* Begin *
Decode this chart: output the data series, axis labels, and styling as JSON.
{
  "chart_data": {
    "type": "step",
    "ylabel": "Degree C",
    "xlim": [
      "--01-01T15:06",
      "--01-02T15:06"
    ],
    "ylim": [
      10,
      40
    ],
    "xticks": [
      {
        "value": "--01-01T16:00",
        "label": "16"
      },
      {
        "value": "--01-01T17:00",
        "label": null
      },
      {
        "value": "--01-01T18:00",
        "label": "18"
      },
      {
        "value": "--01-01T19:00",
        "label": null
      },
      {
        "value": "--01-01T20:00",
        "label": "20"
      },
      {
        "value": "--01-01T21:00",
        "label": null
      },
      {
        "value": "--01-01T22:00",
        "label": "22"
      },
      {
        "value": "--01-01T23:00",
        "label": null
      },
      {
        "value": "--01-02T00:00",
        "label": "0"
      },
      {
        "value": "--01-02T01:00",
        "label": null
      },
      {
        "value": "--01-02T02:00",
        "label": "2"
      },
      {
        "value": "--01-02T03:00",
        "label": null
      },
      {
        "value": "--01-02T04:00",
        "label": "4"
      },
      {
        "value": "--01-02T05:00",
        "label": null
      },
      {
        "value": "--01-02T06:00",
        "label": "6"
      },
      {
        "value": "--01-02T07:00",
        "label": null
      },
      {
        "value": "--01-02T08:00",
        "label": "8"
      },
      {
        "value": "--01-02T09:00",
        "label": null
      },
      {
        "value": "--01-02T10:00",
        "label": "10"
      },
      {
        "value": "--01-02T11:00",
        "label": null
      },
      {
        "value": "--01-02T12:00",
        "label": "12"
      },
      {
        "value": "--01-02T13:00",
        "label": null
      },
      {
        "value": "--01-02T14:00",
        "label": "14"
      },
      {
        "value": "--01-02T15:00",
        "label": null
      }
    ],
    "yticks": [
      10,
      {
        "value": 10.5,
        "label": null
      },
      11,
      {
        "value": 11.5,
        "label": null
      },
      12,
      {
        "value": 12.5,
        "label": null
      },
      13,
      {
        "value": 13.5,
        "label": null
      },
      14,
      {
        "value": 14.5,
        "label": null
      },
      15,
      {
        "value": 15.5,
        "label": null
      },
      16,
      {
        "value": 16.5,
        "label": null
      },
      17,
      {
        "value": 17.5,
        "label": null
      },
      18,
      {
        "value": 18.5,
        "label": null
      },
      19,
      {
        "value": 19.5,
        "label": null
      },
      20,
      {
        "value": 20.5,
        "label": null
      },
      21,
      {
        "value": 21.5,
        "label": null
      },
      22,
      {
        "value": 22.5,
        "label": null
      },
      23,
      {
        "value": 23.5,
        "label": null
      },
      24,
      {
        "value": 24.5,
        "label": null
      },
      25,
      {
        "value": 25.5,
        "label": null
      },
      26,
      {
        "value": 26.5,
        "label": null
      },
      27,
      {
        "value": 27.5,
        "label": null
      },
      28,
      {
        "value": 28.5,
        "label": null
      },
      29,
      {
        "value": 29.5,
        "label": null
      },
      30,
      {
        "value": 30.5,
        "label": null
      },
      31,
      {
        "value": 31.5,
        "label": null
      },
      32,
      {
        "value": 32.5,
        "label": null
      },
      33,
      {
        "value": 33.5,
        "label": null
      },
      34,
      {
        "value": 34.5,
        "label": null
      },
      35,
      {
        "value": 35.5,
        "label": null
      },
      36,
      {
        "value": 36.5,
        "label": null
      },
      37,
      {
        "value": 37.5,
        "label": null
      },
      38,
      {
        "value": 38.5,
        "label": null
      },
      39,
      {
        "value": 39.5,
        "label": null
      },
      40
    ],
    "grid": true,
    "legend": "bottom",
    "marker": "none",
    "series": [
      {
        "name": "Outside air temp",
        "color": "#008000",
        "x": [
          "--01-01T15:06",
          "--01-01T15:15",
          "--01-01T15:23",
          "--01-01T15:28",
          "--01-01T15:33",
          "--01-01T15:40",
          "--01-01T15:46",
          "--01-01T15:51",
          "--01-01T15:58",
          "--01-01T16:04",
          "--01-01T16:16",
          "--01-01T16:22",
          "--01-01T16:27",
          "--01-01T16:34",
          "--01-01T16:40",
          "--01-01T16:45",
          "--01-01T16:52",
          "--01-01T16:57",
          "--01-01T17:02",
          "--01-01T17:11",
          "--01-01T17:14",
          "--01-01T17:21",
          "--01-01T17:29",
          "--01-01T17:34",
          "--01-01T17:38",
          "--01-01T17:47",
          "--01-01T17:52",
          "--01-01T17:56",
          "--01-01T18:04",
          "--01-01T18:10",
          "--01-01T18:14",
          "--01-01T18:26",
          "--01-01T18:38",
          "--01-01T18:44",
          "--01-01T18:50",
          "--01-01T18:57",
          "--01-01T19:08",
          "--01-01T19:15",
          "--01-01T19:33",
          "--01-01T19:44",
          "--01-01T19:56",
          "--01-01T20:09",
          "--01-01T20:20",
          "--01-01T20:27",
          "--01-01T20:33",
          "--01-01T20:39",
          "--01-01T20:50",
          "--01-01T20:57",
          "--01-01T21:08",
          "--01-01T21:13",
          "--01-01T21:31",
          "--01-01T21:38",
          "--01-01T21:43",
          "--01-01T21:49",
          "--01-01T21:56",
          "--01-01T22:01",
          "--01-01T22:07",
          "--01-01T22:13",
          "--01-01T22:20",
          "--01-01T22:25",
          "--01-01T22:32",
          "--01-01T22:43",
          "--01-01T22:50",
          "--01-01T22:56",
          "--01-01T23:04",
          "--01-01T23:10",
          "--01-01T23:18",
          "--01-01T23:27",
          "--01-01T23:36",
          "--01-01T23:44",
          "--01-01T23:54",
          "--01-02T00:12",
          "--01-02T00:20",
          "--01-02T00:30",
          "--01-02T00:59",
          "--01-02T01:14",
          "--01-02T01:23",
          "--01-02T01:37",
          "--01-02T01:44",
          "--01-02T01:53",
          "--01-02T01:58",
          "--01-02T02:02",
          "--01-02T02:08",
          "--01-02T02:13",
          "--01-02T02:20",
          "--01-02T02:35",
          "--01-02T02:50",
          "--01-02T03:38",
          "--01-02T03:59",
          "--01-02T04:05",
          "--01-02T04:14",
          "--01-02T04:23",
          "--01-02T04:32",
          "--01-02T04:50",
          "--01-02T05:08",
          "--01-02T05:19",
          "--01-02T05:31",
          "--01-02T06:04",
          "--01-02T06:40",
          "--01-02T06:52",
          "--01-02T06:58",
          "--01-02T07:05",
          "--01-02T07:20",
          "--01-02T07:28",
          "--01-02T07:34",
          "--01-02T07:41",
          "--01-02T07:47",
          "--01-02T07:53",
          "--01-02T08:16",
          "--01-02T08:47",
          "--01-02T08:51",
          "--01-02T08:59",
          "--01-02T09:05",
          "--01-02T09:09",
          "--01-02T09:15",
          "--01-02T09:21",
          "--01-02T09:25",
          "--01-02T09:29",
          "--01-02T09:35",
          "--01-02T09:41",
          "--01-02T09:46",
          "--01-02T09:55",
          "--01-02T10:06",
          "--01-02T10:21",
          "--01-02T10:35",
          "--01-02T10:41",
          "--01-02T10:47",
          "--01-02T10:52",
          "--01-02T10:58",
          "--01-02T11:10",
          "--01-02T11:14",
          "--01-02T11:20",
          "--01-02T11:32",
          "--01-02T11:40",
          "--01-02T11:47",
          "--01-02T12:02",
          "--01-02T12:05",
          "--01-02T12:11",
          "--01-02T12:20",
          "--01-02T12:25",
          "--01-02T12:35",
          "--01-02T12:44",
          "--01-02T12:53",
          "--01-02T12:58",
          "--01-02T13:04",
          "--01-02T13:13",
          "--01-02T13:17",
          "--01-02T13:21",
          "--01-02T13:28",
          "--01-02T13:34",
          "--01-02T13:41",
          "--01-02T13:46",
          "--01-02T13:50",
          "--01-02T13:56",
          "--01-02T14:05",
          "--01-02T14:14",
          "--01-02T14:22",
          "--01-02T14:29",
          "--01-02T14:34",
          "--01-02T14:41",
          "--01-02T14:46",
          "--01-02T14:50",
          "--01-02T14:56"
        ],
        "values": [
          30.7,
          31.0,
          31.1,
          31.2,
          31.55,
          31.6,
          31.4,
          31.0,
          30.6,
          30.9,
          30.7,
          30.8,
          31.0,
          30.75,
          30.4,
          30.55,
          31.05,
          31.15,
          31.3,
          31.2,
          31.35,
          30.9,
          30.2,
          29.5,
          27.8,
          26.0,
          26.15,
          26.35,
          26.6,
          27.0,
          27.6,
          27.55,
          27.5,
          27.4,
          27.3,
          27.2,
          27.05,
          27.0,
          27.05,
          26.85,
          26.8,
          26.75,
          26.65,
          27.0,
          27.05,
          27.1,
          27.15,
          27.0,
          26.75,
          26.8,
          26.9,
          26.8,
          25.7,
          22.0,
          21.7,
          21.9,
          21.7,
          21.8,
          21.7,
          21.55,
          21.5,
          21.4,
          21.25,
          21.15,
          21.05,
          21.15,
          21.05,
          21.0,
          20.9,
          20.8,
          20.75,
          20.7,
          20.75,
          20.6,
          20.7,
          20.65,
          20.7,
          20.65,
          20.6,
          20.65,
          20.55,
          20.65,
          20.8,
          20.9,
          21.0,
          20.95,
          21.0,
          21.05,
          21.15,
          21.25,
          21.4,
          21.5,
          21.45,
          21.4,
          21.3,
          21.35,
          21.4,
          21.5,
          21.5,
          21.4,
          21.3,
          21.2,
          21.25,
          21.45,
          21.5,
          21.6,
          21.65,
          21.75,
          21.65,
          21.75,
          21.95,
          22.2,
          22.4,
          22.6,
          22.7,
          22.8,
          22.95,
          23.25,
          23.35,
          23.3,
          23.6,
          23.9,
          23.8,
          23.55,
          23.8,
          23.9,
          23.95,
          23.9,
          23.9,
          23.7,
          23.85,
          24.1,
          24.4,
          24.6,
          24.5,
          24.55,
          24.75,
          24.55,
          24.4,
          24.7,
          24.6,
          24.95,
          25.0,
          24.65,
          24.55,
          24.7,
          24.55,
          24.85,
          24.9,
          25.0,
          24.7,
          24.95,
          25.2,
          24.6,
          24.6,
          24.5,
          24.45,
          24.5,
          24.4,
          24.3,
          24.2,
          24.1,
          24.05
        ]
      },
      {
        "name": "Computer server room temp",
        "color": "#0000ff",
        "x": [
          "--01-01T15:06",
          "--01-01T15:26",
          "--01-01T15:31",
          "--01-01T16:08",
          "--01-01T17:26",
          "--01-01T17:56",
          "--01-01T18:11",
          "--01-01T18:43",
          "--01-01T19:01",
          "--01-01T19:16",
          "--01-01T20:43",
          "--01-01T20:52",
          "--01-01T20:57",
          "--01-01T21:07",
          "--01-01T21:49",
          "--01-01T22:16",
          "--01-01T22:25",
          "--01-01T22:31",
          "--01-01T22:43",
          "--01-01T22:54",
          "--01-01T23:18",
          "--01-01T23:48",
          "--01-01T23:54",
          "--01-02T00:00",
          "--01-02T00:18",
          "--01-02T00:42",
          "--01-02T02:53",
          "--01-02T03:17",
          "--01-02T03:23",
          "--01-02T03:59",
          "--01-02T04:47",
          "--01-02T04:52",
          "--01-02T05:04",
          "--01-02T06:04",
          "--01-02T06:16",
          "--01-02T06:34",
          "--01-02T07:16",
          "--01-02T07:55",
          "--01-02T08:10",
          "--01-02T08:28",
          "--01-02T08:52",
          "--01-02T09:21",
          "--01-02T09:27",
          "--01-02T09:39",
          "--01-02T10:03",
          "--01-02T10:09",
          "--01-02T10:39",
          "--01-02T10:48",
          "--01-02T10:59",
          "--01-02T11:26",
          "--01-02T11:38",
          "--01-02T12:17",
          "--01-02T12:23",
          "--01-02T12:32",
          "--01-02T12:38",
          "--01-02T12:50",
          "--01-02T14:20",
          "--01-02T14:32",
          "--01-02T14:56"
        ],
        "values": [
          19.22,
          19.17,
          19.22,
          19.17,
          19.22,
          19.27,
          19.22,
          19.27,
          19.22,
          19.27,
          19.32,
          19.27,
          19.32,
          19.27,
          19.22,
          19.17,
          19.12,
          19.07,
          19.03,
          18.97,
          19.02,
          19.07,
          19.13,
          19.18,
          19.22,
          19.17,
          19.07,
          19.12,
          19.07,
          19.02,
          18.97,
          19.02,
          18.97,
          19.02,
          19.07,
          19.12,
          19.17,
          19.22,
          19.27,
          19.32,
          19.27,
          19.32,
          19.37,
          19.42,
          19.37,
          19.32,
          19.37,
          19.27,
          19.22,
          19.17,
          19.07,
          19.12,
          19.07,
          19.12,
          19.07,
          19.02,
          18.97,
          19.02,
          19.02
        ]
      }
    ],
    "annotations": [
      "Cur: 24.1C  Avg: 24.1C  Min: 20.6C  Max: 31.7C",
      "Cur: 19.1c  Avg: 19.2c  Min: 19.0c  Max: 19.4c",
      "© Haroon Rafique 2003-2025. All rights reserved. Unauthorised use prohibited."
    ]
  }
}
* End *
> [YOUR OBJECTIVE]: Locate each line containing the string "temp" and show it.

> [WORKED SOLUTION]:
        "name": "Outside air temp",
        "name": "Computer server room temp",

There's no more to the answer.